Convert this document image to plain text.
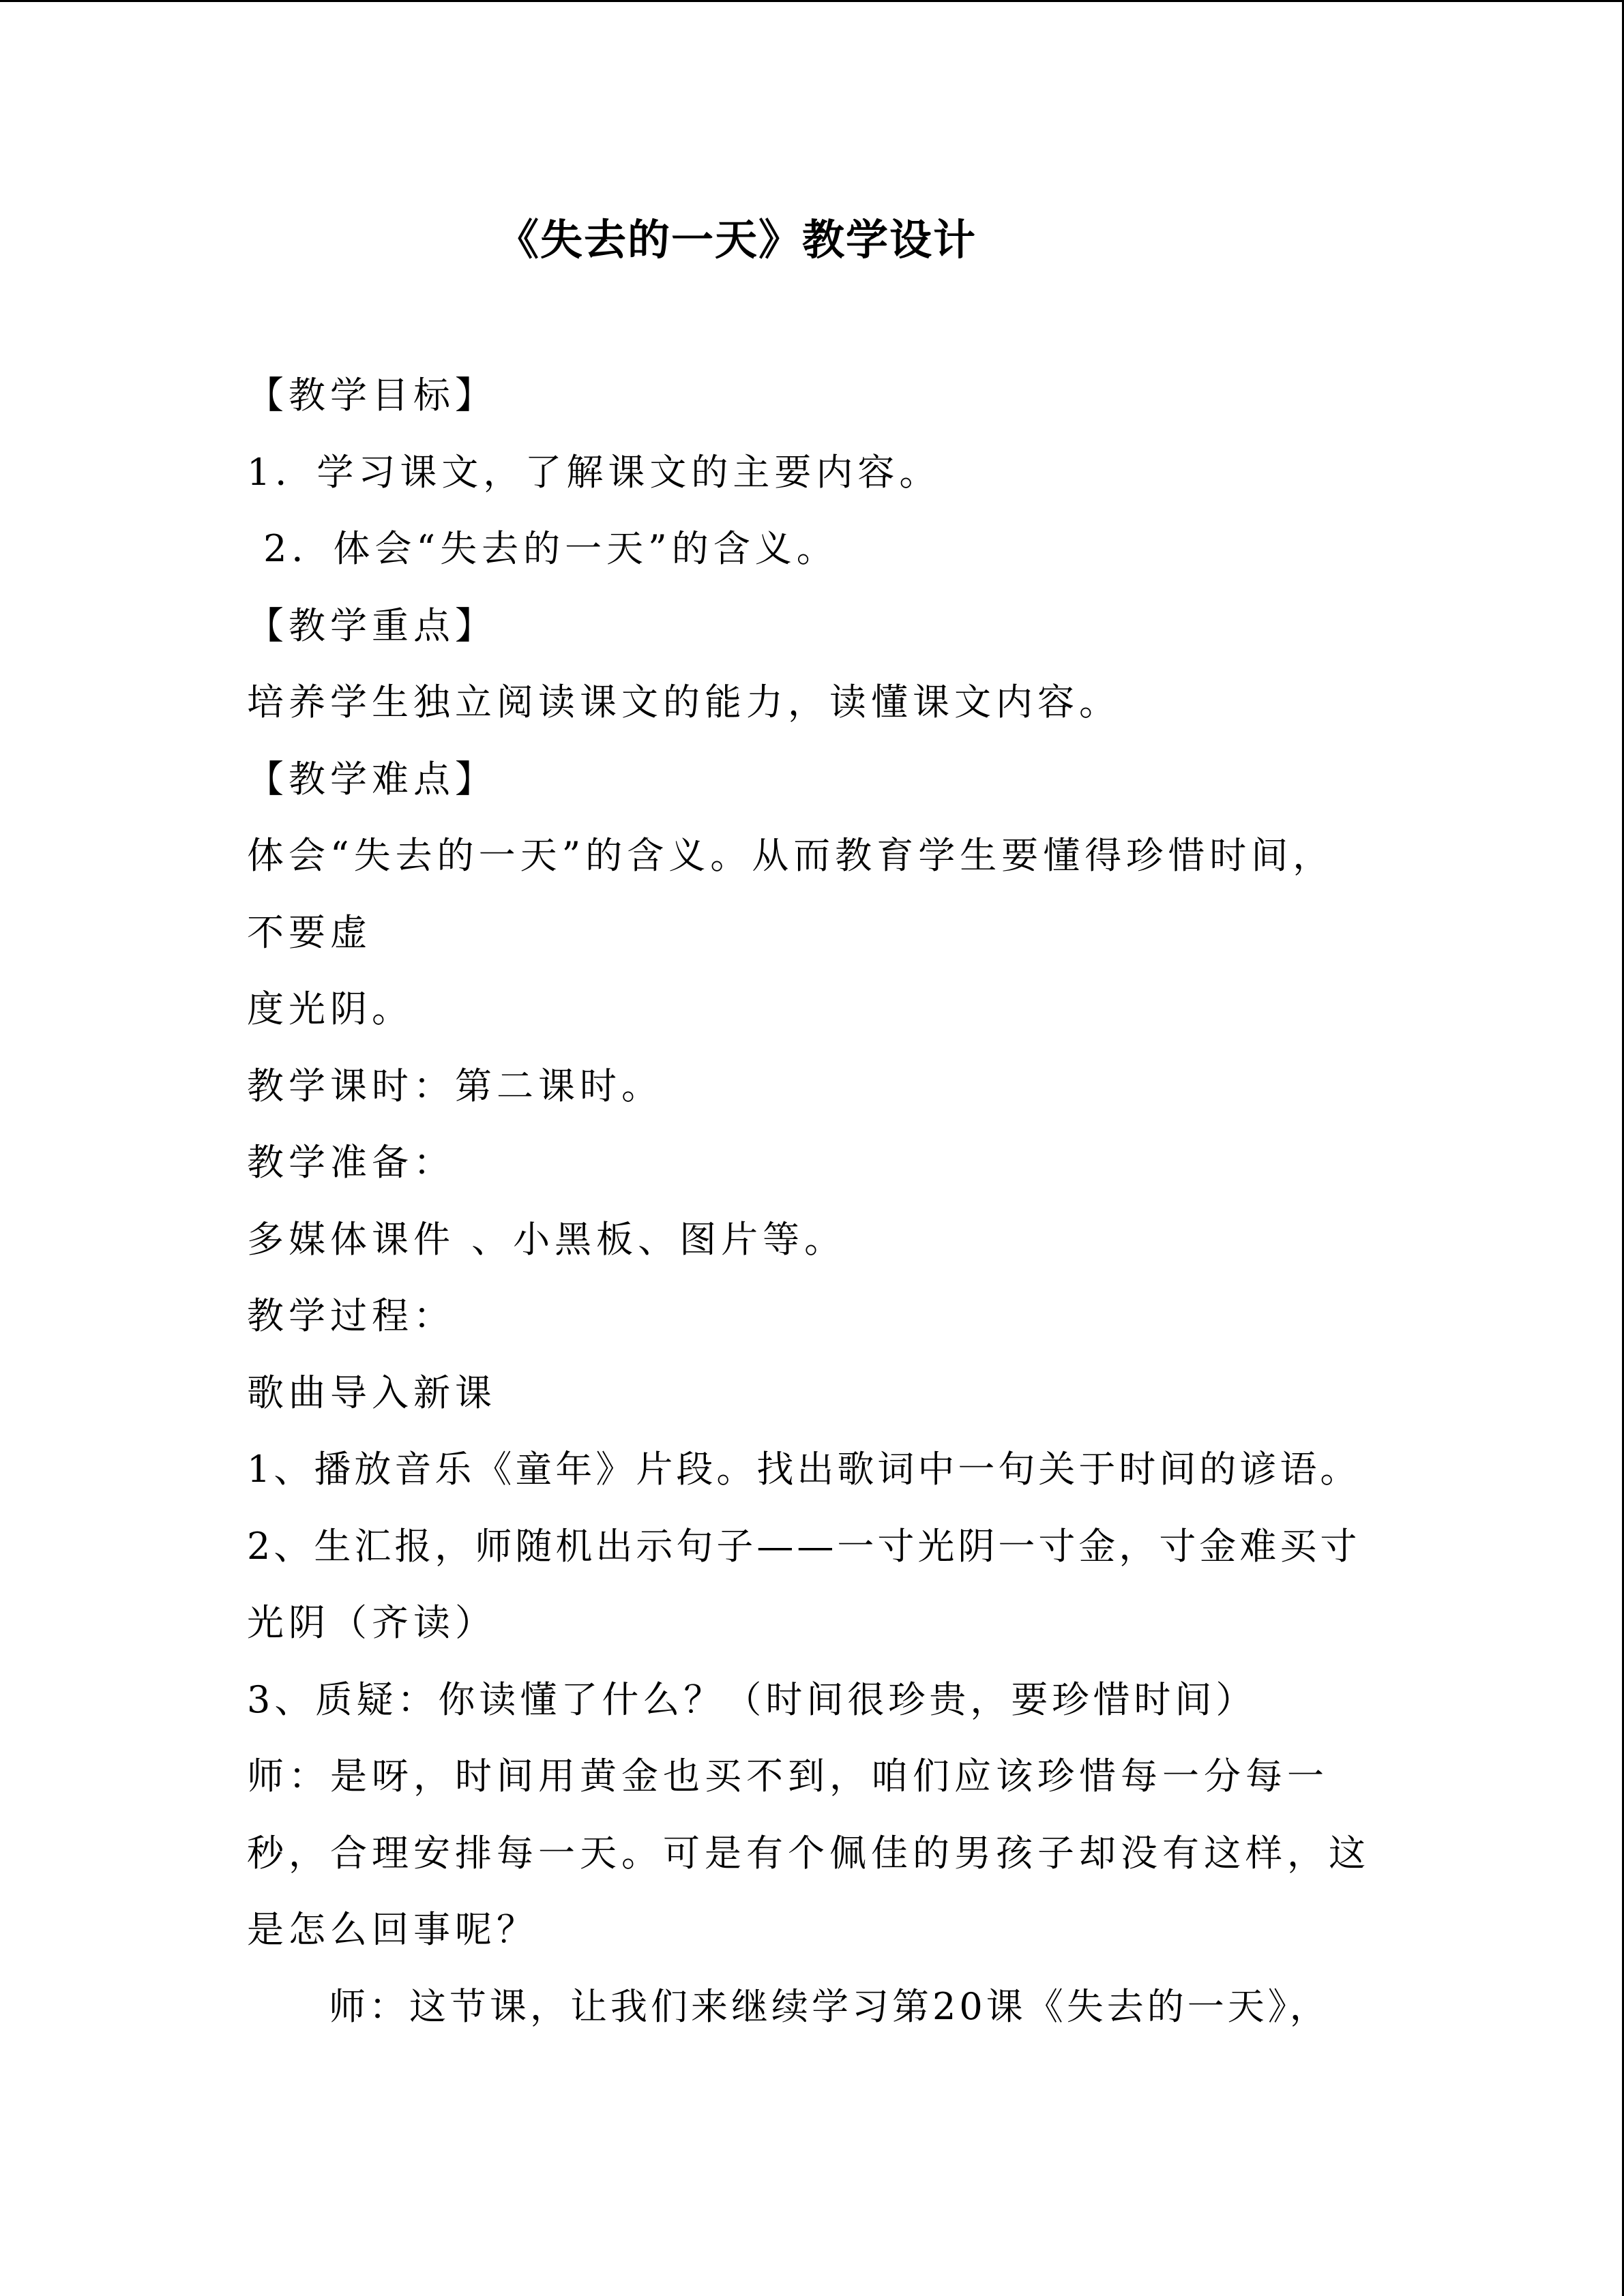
《失去的一天》教学设计
【教学目标】
1．学习课文，了解课文的主要内容。
2．体会“失去的一天”的含义。
【教学重点】
培养学生独立阅读课文的能力，读懂课文内容。
【教学难点】
体会“失去的一天”的含义。从而教育学生要懂得珍惜时间，
不要虚
度光阴。
教学课时：第二课时。
教学准备：
多媒体课件 、小黑板、图片等。
教学过程：
歌曲导入新课
1、播放音乐《童年》片段。找出歌词中一句关于时间的谚语。
2、生汇报，师随机出示句子——一寸光阴一寸金，寸金难买寸
光阴（齐读）
3、质疑：你读懂了什么？（时间很珍贵，要珍惜时间）
师：是呀，时间用黄金也买不到，咱们应该珍惜每一分每一
秒，合理安排每一天。可是有个佩佳的男孩子却没有这样，这
是怎么回事呢？
师：这节课，让我们来继续学习第20课《失去的一天》，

....................

**WORK TO BE COMPLETED**
Transcribe every record above exactly as written, leaving out any pictures.

**TASK OUTPUT**
Convert this document image to plain text.
《失去的一天》教学设计
【教学目标】
1．学习课文，了解课文的主要内容。
2．体会“失去的一天”的含义。
【教学重点】
培养学生独立阅读课文的能力，读懂课文内容。
【教学难点】
体会“失去的一天”的含义。从而教育学生要懂得珍惜时间，
不要虚
度光阴。
教学课时：第二课时。
教学准备：
多媒体课件 、小黑板、图片等。
教学过程：
歌曲导入新课
1、播放音乐《童年》片段。找出歌词中一句关于时间的谚语。
2、生汇报，师随机出示句子——一寸光阴一寸金，寸金难买寸
光阴（齐读）
3、质疑：你读懂了什么？（时间很珍贵，要珍惜时间）
师：是呀，时间用黄金也买不到，咱们应该珍惜每一分每一
秒，合理安排每一天。可是有个佩佳的男孩子却没有这样，这
是怎么回事呢？
师：这节课，让我们来继续学习第20课《失去的一天》，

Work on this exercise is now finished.